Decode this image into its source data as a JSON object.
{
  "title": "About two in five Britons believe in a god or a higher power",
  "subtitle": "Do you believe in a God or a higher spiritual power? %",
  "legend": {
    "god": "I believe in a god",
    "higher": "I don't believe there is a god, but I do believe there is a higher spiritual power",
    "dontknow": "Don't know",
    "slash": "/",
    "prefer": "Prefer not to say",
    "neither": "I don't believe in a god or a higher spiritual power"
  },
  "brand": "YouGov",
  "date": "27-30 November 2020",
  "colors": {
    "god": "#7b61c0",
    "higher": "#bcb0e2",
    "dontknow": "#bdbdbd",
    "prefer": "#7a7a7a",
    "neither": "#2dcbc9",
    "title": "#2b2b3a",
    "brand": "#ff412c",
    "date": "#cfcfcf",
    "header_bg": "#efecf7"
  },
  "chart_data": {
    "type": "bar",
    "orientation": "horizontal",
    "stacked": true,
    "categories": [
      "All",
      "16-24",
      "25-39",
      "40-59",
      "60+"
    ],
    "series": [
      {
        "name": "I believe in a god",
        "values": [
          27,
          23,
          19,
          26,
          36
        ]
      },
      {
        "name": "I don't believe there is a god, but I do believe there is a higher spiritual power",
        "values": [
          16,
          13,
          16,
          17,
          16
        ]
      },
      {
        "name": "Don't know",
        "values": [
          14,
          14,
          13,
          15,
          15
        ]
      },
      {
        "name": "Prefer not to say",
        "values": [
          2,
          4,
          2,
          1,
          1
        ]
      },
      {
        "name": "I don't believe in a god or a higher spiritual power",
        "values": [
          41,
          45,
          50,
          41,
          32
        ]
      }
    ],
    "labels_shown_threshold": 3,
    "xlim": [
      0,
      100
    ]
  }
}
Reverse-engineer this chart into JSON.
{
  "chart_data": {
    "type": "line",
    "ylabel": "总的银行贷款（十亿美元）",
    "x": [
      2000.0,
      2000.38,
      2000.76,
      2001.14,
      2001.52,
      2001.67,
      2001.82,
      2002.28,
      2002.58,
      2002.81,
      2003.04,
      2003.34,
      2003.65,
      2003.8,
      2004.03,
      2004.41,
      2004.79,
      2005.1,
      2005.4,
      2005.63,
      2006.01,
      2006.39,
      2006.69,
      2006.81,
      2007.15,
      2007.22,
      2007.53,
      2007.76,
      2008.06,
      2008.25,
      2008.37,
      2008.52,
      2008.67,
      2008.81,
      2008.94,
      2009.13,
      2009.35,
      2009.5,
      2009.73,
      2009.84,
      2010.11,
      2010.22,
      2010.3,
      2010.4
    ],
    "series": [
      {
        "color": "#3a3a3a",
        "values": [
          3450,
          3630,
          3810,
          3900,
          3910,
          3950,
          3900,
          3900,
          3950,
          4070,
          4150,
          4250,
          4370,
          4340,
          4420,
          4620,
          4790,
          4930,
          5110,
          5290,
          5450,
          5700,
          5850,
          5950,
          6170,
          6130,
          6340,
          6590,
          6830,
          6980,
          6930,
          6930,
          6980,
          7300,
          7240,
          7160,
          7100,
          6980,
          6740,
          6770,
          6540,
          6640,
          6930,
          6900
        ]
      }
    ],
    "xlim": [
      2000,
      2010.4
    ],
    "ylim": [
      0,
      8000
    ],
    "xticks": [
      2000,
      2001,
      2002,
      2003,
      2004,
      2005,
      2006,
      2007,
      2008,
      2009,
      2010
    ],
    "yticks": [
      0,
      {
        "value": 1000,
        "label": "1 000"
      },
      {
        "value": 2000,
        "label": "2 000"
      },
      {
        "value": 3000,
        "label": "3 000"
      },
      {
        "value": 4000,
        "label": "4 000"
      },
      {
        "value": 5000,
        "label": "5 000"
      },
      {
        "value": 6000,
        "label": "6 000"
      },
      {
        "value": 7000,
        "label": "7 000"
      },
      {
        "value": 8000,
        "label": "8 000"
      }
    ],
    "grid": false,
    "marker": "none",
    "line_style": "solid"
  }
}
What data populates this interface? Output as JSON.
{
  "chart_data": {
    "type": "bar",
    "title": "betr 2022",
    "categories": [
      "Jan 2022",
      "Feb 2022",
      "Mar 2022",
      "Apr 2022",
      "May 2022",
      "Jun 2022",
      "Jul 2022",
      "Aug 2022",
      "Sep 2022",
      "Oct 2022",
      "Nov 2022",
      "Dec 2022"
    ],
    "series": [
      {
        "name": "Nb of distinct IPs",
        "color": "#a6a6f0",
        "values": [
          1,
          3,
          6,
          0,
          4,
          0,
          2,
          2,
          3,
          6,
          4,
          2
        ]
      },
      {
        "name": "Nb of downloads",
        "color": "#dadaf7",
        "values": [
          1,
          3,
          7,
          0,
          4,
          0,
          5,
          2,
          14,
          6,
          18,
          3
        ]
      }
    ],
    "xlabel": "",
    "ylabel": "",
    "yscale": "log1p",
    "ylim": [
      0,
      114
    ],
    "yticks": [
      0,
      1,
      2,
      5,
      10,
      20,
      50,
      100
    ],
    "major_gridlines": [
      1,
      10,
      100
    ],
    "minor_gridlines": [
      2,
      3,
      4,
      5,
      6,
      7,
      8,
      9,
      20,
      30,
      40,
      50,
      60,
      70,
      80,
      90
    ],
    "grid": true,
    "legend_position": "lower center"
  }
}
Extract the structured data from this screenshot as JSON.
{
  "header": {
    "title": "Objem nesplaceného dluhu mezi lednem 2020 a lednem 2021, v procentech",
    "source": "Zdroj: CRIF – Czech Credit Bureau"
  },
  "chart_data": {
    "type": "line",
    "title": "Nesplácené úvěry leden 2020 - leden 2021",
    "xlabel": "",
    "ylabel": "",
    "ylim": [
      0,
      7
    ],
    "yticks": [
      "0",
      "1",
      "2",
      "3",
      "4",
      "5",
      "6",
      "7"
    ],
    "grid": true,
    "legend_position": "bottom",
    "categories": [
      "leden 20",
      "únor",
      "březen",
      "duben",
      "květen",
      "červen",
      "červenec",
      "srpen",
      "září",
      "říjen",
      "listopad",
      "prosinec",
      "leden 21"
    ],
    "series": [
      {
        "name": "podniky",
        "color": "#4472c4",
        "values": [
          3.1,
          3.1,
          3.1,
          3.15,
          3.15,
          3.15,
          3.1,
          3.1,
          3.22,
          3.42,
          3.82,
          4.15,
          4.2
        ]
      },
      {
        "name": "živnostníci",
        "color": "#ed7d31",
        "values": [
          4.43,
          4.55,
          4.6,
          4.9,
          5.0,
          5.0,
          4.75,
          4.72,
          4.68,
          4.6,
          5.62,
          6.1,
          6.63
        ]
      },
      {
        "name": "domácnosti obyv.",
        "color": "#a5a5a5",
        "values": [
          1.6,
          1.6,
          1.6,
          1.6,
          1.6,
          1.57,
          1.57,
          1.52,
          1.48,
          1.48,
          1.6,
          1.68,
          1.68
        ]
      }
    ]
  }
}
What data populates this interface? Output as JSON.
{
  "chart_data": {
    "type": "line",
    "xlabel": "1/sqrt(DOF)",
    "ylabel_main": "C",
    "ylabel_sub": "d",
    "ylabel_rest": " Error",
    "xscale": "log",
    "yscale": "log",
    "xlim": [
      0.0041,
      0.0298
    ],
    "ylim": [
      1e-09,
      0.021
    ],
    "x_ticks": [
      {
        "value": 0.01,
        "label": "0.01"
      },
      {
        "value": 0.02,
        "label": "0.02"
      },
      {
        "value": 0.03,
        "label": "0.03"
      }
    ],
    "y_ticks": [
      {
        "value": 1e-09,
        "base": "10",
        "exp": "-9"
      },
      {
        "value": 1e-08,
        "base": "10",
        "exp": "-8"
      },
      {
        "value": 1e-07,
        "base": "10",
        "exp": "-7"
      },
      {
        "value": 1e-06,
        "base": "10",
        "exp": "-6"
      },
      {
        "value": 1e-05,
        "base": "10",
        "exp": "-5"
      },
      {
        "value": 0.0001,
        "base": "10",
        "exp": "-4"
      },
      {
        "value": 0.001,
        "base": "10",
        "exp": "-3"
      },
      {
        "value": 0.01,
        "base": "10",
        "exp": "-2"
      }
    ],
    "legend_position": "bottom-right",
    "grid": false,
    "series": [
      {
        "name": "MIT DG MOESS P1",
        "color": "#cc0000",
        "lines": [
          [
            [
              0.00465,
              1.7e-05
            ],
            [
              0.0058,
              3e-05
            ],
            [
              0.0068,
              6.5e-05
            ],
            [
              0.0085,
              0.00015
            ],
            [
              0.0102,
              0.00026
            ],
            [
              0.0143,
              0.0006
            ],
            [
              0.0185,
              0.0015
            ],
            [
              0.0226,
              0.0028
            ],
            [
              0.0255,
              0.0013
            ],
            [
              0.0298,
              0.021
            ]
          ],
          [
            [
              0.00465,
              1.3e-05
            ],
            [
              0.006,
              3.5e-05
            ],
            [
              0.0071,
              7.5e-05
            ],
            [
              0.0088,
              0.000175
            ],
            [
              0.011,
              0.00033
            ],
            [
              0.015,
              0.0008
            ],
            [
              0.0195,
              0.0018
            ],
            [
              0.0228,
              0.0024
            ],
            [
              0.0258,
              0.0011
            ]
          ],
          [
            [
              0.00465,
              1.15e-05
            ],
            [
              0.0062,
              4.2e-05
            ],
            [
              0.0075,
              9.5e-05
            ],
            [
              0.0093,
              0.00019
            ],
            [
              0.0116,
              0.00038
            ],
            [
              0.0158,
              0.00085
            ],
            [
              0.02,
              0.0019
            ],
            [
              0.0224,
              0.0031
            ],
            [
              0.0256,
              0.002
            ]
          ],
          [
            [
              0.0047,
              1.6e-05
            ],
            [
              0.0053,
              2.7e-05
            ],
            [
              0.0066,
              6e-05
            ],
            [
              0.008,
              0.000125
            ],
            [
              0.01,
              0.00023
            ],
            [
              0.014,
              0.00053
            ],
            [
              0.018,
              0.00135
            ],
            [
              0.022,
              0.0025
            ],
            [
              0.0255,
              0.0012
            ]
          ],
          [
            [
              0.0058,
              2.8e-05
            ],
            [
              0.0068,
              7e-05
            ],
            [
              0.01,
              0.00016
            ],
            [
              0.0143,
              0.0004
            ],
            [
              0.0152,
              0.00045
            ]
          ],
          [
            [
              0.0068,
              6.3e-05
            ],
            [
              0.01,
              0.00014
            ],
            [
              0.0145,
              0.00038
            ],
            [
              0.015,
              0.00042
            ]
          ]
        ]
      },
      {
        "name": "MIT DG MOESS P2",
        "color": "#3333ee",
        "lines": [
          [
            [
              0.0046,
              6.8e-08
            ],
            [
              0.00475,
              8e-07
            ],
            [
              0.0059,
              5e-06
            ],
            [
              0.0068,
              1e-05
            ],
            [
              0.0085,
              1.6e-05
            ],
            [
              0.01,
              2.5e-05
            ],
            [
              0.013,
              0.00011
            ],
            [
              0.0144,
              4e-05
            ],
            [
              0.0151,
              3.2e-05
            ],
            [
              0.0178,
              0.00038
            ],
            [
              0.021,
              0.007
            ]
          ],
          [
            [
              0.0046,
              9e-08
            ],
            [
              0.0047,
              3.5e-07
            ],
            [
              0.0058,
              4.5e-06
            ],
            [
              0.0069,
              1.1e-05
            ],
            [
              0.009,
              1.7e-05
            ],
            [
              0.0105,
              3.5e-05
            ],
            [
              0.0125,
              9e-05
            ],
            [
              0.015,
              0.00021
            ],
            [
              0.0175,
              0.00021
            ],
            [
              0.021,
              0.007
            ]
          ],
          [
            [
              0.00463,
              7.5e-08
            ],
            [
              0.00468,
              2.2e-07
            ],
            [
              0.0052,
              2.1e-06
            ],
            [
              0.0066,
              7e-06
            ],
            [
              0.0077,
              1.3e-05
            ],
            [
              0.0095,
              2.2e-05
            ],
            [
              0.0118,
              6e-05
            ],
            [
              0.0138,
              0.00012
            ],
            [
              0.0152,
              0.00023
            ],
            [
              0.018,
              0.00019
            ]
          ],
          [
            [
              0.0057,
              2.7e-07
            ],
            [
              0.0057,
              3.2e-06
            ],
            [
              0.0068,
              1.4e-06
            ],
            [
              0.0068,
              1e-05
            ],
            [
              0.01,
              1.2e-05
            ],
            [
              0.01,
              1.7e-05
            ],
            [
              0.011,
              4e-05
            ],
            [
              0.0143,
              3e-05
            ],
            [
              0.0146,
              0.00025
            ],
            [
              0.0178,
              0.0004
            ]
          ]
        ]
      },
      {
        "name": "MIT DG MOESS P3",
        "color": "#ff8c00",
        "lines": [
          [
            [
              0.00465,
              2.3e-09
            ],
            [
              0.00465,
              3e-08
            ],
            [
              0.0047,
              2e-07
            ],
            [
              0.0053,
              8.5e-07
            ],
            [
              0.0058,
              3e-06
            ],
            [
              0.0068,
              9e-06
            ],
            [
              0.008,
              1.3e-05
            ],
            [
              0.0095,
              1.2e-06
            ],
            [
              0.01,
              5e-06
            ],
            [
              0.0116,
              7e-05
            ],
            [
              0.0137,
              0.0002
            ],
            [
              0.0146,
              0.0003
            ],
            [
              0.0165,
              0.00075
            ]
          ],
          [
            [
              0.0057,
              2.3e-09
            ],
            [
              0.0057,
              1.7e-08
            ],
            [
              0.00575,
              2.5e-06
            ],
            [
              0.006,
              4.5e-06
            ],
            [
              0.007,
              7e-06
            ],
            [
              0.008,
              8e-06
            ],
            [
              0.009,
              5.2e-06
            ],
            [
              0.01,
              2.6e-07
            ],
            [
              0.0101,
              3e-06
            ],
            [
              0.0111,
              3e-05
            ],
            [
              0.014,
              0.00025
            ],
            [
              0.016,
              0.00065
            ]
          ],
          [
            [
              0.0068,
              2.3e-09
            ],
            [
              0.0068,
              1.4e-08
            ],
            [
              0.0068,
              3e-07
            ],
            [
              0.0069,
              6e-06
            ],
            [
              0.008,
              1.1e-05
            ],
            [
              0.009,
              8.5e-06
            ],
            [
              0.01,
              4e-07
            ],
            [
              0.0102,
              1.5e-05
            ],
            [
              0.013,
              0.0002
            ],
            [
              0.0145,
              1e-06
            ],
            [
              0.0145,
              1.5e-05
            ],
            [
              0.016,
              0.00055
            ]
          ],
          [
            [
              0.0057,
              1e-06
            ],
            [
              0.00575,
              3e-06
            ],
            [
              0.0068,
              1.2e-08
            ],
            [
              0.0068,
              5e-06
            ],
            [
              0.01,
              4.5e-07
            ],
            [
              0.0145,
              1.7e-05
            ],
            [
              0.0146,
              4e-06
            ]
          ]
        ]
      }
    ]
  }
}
■ ■ ■ ■
■ DIRECTION: From the entries above, copy every line containing the word "MOESS".

■ OUTPUT FOR THIS EXERCISE:
        "name": "MIT DG MOESS P1",
        "name": "MIT DG MOESS P2",
        "name": "MIT DG MOESS P3",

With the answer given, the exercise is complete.